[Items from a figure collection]
▬▬▬

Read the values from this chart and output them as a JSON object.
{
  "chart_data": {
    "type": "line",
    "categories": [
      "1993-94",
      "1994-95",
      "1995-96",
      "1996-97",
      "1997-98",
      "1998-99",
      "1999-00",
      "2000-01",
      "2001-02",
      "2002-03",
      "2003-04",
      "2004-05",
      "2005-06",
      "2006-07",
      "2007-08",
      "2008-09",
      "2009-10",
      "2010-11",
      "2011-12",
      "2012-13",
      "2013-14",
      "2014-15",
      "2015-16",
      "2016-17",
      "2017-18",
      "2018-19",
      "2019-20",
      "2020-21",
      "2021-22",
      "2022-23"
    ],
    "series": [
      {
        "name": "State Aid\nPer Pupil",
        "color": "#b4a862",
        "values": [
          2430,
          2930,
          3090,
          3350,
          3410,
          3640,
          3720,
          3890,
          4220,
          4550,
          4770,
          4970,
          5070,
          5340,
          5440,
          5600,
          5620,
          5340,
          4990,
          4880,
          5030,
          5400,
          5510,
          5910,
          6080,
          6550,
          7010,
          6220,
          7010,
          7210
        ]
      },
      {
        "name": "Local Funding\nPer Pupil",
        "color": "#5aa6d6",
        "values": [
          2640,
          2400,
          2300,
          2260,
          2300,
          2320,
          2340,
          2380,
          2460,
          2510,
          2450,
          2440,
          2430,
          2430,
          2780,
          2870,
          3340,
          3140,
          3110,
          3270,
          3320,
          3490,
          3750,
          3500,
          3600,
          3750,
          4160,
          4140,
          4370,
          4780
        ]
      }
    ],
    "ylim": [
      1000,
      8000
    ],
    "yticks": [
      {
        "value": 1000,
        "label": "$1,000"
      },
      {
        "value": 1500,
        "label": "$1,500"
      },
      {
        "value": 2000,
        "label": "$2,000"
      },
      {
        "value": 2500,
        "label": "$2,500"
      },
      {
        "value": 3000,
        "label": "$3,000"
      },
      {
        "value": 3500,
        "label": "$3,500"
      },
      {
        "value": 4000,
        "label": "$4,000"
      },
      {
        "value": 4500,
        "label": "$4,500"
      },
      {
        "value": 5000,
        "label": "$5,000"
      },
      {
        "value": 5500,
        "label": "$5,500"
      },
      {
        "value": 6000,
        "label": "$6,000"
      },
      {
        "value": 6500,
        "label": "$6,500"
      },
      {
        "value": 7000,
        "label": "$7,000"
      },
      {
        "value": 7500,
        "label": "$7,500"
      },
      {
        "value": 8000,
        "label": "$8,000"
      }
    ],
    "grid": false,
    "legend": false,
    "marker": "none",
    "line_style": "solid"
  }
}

▬▬▬

Directive:
From the records given above, copy all lines containing "name".

Exercise answer:
        "name": "State Aid\nPer Pupil",
        "name": "Local Funding\nPer Pupil",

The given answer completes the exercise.